Problem to work on: Search the records for "therefore" and copy each line that holds it.

(Records)
........

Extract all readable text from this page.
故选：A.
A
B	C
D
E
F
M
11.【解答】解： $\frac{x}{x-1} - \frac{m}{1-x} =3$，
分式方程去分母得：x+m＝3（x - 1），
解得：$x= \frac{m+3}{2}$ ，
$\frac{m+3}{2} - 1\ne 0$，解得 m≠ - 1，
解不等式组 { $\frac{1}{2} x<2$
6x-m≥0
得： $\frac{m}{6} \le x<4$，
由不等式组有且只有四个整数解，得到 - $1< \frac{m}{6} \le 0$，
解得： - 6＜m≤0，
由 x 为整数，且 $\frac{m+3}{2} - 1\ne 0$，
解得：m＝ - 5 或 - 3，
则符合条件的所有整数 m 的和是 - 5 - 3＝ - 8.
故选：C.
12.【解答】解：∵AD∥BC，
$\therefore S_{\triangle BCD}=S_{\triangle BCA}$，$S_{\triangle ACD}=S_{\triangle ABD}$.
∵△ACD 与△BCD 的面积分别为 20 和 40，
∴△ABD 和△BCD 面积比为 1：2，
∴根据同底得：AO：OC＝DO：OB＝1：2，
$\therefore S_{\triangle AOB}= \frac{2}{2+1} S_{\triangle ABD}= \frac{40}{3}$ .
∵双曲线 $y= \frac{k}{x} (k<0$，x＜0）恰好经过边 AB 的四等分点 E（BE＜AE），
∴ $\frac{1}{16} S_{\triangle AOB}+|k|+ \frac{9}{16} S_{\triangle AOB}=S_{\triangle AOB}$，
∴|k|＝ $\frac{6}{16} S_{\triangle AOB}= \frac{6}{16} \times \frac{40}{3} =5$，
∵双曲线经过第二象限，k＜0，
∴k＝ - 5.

........

Output of the exercise:
$\therefore S_{\triangle BCD}=S_{\triangle BCA}$，$S_{\triangle ACD}=S_{\triangle ABD}$.
$\therefore S_{\triangle AOB}= \frac{2}{2+1} S_{\triangle ABD}= \frac{40}{3}$ .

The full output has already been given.